EXERCISE REQUIREMENTS
Copy out every line of this listing word for word, leaving out the pictures.
======== RECORDS FOR THE TASK ========
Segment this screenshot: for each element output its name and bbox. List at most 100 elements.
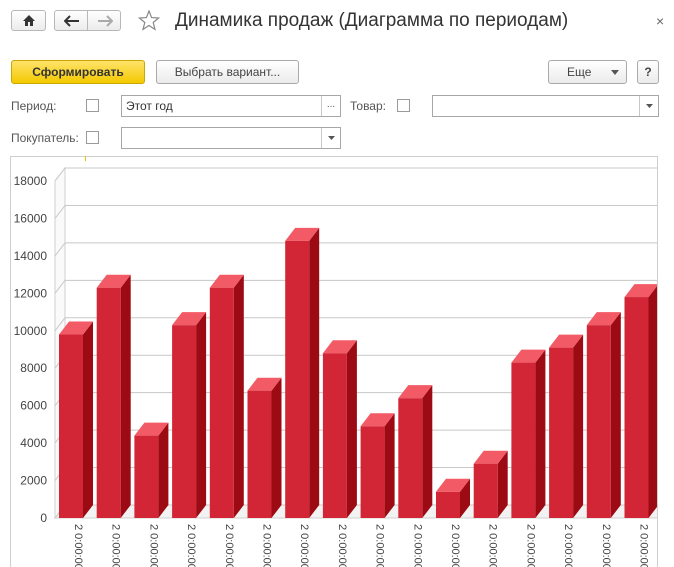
x-tick-label: 2 0:00:00: [185, 524, 197, 567]
bar-top: [473, 450, 508, 464]
bar: [436, 491, 460, 518]
y-tick-label: 0: [40, 511, 47, 525]
buyer-checkbox[interactable]: [86, 131, 99, 144]
bar-side: [158, 422, 169, 518]
x-tick-label: 2 0:00:00: [487, 524, 499, 567]
bar-top: [172, 312, 207, 326]
bar-top: [322, 340, 357, 354]
more-button[interactable]: Еще: [548, 60, 627, 84]
gridline: [54, 279, 657, 294]
arrow-right-icon: [98, 15, 113, 27]
bar-top: [511, 349, 546, 363]
x-tick-label: 2 0:00:00: [147, 524, 159, 567]
bar: [322, 353, 347, 518]
bar-side: [346, 340, 357, 518]
x-tick-label: 2 0:00:00: [261, 524, 273, 567]
x-tick-label: 2 0:00:00: [223, 524, 235, 567]
period-select-button[interactable]: ...: [321, 96, 340, 116]
bar-side: [648, 286, 657, 518]
bar: [586, 325, 611, 518]
triangle-down-icon: [611, 70, 619, 75]
x-tick-label: 2 0:00:00: [72, 524, 84, 567]
star-outline-icon[interactable]: [138, 10, 160, 31]
period-value: Этот год: [126, 99, 173, 113]
chart-area: 0 2000 4000 6000 8000 10000 12000 14000 16000 180…: [10, 156, 658, 567]
x-tick-label: 2 0:00:00: [336, 524, 348, 567]
y-tick-label: 4000: [20, 436, 47, 450]
period-field[interactable]: Этот год ...: [121, 95, 341, 117]
bar: [247, 390, 272, 518]
buyer-dropdown-button[interactable]: [321, 128, 340, 148]
triangle-down-icon: [645, 104, 653, 108]
generate-button[interactable]: Сформировать: [11, 60, 145, 84]
y-tick-label: 16000: [14, 211, 48, 225]
bar-side: [573, 334, 584, 518]
gridline: [54, 317, 657, 332]
bar-side: [422, 385, 433, 518]
x-tick-label: 2 0:00:00: [110, 524, 122, 567]
y-tick-label: 2000: [20, 474, 47, 488]
x-tick-label: 2 0:00:00: [411, 524, 423, 567]
choose-variant-button[interactable]: Выбрать вариант...: [156, 60, 299, 84]
bar: [96, 287, 121, 518]
home-button[interactable]: [11, 10, 46, 31]
forward-button[interactable]: [87, 10, 121, 31]
bar-top: [586, 312, 621, 326]
bar: [59, 334, 83, 518]
bar: [549, 347, 574, 518]
bar: [285, 240, 310, 518]
bar-top: [134, 422, 169, 436]
back-button[interactable]: [54, 10, 88, 31]
gridline: [54, 204, 657, 219]
window-header: Динамика продаж (Диаграмма по периодам) …: [0, 0, 674, 44]
bar-top: [624, 284, 657, 298]
close-icon[interactable]: ×: [656, 13, 665, 29]
bar-top: [59, 321, 93, 335]
buyer-field[interactable]: [121, 127, 341, 149]
x-tick-label: 2 0:00:00: [600, 524, 612, 567]
bar: [624, 297, 649, 518]
x-tick-label: 2 0:00:00: [298, 524, 310, 567]
y-tick-label: 14000: [14, 249, 48, 263]
bar: [134, 435, 159, 518]
period-checkbox[interactable]: [86, 99, 99, 112]
product-dropdown-button[interactable]: [639, 96, 658, 116]
more-button-label: Еще: [567, 65, 592, 79]
y-tick-label: 8000: [20, 361, 47, 375]
bar-side: [535, 349, 546, 518]
gridline: [54, 242, 657, 257]
y-tick-label: 10000: [14, 324, 48, 338]
home-icon: [23, 15, 35, 26]
arrow-left-icon: [64, 15, 79, 27]
triangle-down-icon: [327, 136, 335, 140]
x-tick-label: 2 0:00:00: [562, 524, 574, 567]
product-checkbox[interactable]: [397, 99, 410, 112]
bar-top: [247, 377, 282, 391]
x-tick-label: 2 0:00:00: [638, 524, 650, 567]
bar: [511, 362, 536, 518]
x-tick-label: 2 0:00:00: [524, 524, 536, 567]
bar: [360, 426, 385, 518]
y-tick-label: 12000: [14, 286, 48, 300]
product-label: Товар:: [350, 99, 386, 113]
bar-top: [360, 413, 395, 427]
bar-side: [271, 377, 282, 518]
bar-top: [436, 478, 470, 492]
bar-top: [96, 274, 131, 288]
bar-side: [384, 413, 395, 518]
bar: [398, 398, 423, 518]
bar-side: [309, 227, 320, 518]
help-button[interactable]: ?: [637, 60, 659, 84]
x-tick-label: 2 0:00:00: [374, 524, 386, 567]
bar-side: [610, 312, 621, 518]
bar-side: [196, 312, 207, 518]
x-tick-label: 2 0:00:00: [449, 524, 461, 567]
product-field[interactable]: [432, 95, 659, 117]
y-tick-label: 18000: [14, 174, 48, 188]
bar: [172, 325, 197, 518]
bar-side: [233, 274, 244, 518]
y-tick-label: 6000: [20, 399, 47, 413]
bar: [209, 287, 234, 518]
bar-side: [497, 450, 508, 518]
bar-top: [549, 334, 584, 348]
========
EXERCISE ANSWER
Segment this screenshot: for each element output its name and bbox. List at most 100 elements.
x-tick-label: 2 0:00:00: [185, 524, 197, 567]
bar-top: [473, 450, 508, 464]
bar: [436, 491, 460, 518]
y-tick-label: 0: [40, 511, 47, 525]
buyer-checkbox[interactable]: [86, 131, 99, 144]
bar-side: [158, 422, 169, 518]
x-tick-label: 2 0:00:00: [487, 524, 499, 567]
bar-top: [172, 312, 207, 326]
bar-top: [322, 340, 357, 354]
more-button[interactable]: Еще: [548, 60, 627, 84]
gridline: [54, 279, 657, 294]
arrow-right-icon: [98, 15, 113, 27]
bar-top: [511, 349, 546, 363]
x-tick-label: 2 0:00:00: [147, 524, 159, 567]
bar: [322, 353, 347, 518]
bar-side: [346, 340, 357, 518]
x-tick-label: 2 0:00:00: [261, 524, 273, 567]
x-tick-label: 2 0:00:00: [223, 524, 235, 567]
period-select-button[interactable]: ...: [321, 96, 340, 116]
bar-side: [648, 286, 657, 518]
bar: [586, 325, 611, 518]
triangle-down-icon: [611, 70, 619, 75]
x-tick-label: 2 0:00:00: [72, 524, 84, 567]
star-outline-icon[interactable]: [138, 10, 160, 31]
period-value: Этот год: [126, 99, 173, 113]
chart-area: 0 2000 4000 6000 8000 10000 12000 14000 16000 180…: [10, 156, 658, 567]
x-tick-label: 2 0:00:00: [336, 524, 348, 567]
y-tick-label: 4000: [20, 436, 47, 450]
period-field[interactable]: Этот год ...: [121, 95, 341, 117]
bar: [247, 390, 272, 518]
buyer-dropdown-button[interactable]: [321, 128, 340, 148]
triangle-down-icon: [645, 104, 653, 108]
generate-button[interactable]: Сформировать: [11, 60, 145, 84]
y-tick-label: 16000: [14, 211, 48, 225]
bar-side: [573, 334, 584, 518]
gridline: [54, 317, 657, 332]
bar-side: [422, 385, 433, 518]
x-tick-label: 2 0:00:00: [110, 524, 122, 567]
y-tick-label: 2000: [20, 474, 47, 488]
x-tick-label: 2 0:00:00: [411, 524, 423, 567]
choose-variant-button[interactable]: Выбрать вариант...: [156, 60, 299, 84]
bar: [96, 287, 121, 518]
home-button[interactable]: [11, 10, 46, 31]
forward-button[interactable]: [87, 10, 121, 31]
bar-top: [586, 312, 621, 326]
bar: [59, 334, 83, 518]
bar: [549, 347, 574, 518]
bar: [285, 240, 310, 518]
bar-top: [134, 422, 169, 436]
back-button[interactable]: [54, 10, 88, 31]
gridline: [54, 204, 657, 219]
window-header: Динамика продаж (Диаграмма по периодам) …: [0, 0, 674, 44]
bar-top: [624, 284, 657, 298]
close-icon[interactable]: ×: [656, 13, 665, 29]
bar-top: [59, 321, 93, 335]
buyer-field[interactable]: [121, 127, 341, 149]
x-tick-label: 2 0:00:00: [600, 524, 612, 567]
bar: [624, 297, 649, 518]
x-tick-label: 2 0:00:00: [298, 524, 310, 567]
y-tick-label: 14000: [14, 249, 48, 263]
bar: [134, 435, 159, 518]
period-checkbox[interactable]: [86, 99, 99, 112]
product-dropdown-button[interactable]: [639, 96, 658, 116]
more-button-label: Еще: [567, 65, 592, 79]
y-tick-label: 8000: [20, 361, 47, 375]
bar-side: [535, 349, 546, 518]
gridline: [54, 242, 657, 257]
y-tick-label: 10000: [14, 324, 48, 338]
home-icon: [23, 15, 35, 26]
arrow-left-icon: [64, 15, 79, 27]
triangle-down-icon: [327, 136, 335, 140]
x-tick-label: 2 0:00:00: [562, 524, 574, 567]
product-checkbox[interactable]: [397, 99, 410, 112]
bar-top: [247, 377, 282, 391]
x-tick-label: 2 0:00:00: [638, 524, 650, 567]
bar: [511, 362, 536, 518]
x-tick-label: 2 0:00:00: [524, 524, 536, 567]
bar: [360, 426, 385, 518]
y-tick-label: 12000: [14, 286, 48, 300]
product-label: Товар:: [350, 99, 386, 113]
bar-top: [360, 413, 395, 427]
bar-side: [271, 377, 282, 518]
bar-top: [436, 478, 470, 492]
bar-top: [96, 274, 131, 288]
bar-side: [384, 413, 395, 518]
bar: [398, 398, 423, 518]
bar-side: [309, 227, 320, 518]
help-button[interactable]: ?: [637, 60, 659, 84]
x-tick-label: 2 0:00:00: [374, 524, 386, 567]
bar-side: [610, 312, 621, 518]
bar-side: [196, 312, 207, 518]
x-tick-label: 2 0:00:00: [449, 524, 461, 567]
product-field[interactable]: [432, 95, 659, 117]
y-tick-label: 18000: [14, 174, 48, 188]
bar: [172, 325, 197, 518]
bar-side: [233, 274, 244, 518]
y-tick-label: 6000: [20, 399, 47, 413]
bar: [209, 287, 234, 518]
bar-side: [497, 450, 508, 518]
bar-top: [549, 334, 584, 348]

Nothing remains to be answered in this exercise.